▶ **Directions for this task**: Only lines holding the word "billion" should be copied from the material.

▶ **Records that describe figures**:

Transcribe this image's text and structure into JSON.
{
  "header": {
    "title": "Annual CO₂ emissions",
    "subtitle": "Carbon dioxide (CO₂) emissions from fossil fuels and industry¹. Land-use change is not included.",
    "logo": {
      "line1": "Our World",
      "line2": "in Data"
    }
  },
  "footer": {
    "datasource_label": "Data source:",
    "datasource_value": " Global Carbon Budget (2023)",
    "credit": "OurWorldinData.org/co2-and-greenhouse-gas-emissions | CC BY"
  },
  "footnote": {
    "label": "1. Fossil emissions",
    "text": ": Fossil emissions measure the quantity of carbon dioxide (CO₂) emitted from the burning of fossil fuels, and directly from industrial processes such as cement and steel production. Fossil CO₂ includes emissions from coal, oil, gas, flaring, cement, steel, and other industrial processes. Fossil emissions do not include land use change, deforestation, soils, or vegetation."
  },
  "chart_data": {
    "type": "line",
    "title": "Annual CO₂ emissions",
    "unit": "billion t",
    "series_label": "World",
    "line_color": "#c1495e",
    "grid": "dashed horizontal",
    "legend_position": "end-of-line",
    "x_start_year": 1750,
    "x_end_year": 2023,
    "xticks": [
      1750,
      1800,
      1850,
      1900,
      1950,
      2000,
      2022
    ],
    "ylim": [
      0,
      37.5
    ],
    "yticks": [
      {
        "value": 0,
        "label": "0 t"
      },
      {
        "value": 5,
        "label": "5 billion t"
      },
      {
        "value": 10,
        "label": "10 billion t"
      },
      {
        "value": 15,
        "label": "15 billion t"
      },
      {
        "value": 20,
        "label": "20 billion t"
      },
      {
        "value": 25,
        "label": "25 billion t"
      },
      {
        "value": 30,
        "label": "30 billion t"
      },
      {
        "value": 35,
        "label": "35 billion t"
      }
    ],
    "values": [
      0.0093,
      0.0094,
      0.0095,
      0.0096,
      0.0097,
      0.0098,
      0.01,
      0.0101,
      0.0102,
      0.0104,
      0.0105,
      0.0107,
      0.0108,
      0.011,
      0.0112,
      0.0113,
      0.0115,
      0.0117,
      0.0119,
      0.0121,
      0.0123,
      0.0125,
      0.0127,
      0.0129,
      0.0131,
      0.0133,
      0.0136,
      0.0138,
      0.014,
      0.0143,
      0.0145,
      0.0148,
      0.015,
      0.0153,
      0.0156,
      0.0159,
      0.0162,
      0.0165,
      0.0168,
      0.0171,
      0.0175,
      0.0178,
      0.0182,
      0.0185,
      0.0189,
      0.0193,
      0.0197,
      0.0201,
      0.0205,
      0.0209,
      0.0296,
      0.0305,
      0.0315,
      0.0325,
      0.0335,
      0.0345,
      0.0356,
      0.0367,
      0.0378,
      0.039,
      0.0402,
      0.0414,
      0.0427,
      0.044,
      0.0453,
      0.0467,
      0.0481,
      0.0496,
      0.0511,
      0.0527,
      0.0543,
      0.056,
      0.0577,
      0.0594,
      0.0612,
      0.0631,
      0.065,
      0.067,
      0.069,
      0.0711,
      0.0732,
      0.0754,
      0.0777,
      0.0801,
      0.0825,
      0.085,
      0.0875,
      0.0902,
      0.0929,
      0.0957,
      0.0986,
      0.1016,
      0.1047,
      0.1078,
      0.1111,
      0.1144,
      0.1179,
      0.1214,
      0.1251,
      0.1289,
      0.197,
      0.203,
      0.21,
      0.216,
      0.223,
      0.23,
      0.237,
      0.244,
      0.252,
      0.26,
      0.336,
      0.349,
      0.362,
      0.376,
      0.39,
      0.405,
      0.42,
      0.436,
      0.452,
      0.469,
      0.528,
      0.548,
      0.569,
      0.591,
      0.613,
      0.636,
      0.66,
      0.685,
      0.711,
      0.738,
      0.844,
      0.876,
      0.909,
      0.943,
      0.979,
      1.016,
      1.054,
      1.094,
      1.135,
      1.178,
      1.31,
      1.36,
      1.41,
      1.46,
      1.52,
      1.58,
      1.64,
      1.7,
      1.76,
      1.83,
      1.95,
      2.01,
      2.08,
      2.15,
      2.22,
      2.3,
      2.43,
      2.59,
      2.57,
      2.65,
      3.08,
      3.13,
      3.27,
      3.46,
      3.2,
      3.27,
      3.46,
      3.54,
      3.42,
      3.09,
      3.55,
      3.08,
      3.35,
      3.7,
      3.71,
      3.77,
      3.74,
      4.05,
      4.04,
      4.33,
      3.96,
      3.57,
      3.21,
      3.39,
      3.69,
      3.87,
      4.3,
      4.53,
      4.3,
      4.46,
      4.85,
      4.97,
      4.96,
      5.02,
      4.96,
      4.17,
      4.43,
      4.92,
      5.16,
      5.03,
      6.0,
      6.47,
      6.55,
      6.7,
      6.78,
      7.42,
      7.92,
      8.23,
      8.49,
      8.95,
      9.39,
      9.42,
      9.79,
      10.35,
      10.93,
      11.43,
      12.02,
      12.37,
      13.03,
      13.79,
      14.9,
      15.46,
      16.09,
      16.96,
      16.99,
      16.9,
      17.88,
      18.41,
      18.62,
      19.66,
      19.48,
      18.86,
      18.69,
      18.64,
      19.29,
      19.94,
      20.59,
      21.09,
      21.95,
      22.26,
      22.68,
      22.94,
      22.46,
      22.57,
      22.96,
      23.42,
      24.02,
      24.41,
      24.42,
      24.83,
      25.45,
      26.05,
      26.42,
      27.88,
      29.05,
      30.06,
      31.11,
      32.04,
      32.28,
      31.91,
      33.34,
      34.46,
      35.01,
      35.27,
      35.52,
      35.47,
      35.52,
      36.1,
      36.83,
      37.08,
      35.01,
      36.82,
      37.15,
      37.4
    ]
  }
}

▶ **Final result**:
    "unit": "billion t",
        "label": "5 billion t"
        "label": "10 billion t"
        "label": "15 billion t"
        "label": "20 billion t"
        "label": "25 billion t"
        "label": "30 billion t"
        "label": "35 billion t"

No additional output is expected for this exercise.